— start ENTRIES SUPPLIED —
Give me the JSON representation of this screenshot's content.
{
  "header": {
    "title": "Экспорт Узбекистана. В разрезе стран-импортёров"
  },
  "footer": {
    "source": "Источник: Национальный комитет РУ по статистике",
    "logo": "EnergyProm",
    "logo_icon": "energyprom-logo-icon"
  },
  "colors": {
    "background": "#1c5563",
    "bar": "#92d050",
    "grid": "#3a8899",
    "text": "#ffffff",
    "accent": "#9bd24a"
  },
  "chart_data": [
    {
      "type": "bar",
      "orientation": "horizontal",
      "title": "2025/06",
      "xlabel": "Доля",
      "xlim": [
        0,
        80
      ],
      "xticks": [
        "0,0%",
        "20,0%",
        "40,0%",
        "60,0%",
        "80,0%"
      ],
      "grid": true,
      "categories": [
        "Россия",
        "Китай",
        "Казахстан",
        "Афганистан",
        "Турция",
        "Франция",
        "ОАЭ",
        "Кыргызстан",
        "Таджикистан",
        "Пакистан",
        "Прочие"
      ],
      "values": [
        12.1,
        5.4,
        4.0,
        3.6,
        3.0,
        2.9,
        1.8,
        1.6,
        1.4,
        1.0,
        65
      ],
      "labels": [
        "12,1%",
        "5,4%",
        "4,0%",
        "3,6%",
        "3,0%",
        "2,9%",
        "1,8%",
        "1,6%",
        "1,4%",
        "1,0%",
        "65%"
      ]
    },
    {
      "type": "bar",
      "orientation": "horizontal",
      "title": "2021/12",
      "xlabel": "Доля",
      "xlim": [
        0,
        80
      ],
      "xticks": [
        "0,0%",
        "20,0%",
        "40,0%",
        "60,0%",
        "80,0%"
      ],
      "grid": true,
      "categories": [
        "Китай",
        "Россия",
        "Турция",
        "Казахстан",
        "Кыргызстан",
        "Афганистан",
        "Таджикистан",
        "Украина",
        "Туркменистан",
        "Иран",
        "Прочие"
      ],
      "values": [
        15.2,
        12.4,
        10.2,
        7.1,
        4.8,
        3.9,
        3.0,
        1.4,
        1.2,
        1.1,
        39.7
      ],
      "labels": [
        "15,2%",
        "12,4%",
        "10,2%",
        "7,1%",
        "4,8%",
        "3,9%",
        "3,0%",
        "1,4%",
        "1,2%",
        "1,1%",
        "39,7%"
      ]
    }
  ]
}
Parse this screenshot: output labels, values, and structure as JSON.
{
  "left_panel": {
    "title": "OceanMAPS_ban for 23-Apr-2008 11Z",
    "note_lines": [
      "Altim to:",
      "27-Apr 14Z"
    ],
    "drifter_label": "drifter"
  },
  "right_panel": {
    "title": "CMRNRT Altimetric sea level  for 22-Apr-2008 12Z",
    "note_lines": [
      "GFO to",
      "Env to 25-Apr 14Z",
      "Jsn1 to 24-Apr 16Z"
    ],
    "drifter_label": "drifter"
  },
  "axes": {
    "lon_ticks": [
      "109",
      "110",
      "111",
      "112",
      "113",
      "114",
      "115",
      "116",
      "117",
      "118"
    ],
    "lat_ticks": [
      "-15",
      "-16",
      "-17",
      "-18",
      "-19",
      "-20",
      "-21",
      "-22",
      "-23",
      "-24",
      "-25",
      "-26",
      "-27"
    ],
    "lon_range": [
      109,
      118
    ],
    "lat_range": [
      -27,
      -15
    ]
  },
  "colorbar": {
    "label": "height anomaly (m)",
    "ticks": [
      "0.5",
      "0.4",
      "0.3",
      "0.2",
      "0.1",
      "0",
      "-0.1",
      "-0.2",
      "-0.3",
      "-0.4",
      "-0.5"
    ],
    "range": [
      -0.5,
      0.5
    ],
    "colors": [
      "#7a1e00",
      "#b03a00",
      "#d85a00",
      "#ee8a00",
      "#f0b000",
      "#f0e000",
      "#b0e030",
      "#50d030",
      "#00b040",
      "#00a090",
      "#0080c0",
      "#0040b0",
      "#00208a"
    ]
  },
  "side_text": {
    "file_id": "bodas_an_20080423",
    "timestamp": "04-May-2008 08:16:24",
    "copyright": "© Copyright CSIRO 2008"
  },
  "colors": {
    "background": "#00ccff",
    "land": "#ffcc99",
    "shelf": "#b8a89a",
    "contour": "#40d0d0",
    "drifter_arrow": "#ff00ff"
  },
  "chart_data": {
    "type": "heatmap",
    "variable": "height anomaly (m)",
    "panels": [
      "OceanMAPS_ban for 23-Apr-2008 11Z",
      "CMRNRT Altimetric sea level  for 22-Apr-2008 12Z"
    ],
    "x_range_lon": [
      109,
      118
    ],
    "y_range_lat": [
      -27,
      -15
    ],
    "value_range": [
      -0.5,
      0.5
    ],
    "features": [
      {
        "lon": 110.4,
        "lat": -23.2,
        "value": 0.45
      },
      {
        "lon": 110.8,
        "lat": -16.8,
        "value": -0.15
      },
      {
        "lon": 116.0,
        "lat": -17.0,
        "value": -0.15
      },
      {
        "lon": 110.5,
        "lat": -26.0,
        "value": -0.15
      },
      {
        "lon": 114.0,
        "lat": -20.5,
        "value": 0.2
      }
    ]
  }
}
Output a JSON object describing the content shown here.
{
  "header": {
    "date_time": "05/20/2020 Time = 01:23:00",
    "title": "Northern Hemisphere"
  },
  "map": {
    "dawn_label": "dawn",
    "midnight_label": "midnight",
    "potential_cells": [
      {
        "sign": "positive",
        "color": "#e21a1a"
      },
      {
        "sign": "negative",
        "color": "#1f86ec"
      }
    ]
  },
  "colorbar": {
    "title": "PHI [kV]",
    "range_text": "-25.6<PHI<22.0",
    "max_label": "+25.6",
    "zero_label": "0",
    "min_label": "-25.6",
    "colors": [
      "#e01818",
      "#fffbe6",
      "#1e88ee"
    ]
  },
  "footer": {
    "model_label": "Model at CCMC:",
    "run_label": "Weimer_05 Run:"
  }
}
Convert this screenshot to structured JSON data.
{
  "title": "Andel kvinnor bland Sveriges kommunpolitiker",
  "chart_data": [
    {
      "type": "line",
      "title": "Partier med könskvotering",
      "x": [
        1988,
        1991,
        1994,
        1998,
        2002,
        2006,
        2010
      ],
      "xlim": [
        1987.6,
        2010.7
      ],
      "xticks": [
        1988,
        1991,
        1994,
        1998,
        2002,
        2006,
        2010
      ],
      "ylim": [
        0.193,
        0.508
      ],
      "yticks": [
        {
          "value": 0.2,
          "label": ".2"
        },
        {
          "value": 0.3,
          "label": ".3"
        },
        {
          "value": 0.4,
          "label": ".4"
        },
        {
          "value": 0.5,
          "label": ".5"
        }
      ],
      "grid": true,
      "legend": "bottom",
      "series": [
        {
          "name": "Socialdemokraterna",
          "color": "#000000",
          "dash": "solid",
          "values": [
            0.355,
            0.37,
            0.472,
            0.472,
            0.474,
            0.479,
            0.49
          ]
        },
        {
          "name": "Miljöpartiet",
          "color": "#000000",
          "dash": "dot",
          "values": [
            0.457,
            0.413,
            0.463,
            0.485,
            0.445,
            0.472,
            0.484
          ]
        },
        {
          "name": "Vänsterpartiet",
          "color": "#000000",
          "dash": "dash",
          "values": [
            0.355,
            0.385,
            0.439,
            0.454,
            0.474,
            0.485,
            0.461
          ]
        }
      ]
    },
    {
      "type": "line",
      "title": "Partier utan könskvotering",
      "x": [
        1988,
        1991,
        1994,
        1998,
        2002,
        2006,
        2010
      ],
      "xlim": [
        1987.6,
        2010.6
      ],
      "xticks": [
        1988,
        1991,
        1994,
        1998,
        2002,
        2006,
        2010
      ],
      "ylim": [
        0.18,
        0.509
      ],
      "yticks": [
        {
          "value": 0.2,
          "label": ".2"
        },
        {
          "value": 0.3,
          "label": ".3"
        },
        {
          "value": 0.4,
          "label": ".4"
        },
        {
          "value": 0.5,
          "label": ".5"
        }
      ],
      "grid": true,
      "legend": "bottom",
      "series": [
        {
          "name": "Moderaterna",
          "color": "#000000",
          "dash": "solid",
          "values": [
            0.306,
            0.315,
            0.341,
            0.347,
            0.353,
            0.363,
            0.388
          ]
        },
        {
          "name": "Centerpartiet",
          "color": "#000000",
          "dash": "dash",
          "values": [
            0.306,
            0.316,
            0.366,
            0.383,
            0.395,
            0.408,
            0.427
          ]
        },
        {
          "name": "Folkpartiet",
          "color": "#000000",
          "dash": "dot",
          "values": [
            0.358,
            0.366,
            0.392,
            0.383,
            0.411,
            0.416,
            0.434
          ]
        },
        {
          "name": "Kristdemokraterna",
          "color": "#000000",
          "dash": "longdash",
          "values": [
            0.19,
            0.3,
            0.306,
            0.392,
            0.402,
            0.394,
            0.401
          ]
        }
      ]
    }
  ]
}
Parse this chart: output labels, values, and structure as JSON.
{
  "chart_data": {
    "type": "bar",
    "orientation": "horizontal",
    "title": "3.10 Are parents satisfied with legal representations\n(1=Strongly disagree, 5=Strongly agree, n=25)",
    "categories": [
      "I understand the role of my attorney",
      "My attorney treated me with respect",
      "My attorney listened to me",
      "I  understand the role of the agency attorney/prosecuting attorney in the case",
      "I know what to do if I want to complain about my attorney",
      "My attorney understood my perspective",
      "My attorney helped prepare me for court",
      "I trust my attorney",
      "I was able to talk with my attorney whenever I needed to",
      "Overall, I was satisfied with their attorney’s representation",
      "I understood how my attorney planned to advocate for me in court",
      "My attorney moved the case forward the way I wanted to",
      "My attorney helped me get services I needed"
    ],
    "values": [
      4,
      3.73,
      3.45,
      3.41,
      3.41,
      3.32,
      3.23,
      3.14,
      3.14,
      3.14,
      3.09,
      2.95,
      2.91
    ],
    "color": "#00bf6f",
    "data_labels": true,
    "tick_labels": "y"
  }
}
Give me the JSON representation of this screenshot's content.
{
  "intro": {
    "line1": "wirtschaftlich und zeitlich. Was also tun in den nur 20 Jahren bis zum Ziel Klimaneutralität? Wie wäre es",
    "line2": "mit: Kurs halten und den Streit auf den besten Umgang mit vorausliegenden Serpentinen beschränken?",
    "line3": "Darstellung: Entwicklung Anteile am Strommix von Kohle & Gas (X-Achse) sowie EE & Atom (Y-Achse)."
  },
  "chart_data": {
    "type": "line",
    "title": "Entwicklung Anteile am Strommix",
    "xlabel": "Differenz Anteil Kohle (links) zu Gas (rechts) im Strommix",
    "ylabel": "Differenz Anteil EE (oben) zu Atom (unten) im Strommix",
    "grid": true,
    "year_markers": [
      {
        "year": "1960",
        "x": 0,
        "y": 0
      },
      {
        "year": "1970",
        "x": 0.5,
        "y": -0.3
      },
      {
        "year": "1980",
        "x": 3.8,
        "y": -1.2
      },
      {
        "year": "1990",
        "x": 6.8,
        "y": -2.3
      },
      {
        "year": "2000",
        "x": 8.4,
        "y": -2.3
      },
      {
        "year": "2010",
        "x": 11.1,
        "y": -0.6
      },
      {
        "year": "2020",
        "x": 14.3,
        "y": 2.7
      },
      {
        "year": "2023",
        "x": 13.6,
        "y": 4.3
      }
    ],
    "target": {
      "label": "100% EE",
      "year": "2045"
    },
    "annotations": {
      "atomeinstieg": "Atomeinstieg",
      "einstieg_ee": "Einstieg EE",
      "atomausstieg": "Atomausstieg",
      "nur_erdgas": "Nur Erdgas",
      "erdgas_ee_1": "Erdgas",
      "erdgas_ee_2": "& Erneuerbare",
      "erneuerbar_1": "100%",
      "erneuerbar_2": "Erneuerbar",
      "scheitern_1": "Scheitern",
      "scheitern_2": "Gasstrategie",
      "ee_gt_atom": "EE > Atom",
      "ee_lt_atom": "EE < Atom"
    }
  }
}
— end ENTRIES SUPPLIED —
» WHAT THE TASK ASKS
Filter out all lines lacking the word "title" and copy the rest.

» FINAL ANSWER
    "title": "Экспорт Узбекистана. В разрезе стран-импортёров"
      "title": "2025/06",
      "title": "2021/12",
    "title": "OceanMAPS_ban for 23-Apr-2008 11Z",
    "title": "CMRNRT Altimetric sea level  for 22-Apr-2008 12Z",
    "title": "Northern Hemisphere"
    "title": "PHI [kV]",
  "title": "Andel kvinnor bland Sveriges kommunpolitiker",
      "title": "Partier med könskvotering",
      "title": "Partier utan könskvotering",
    "title": "3.10 Are parents satisfied with legal representations\n(1=Strongly disagree, 5=Strongly agree, n=25)",
    "title": "Entwicklung Anteile am Strommix",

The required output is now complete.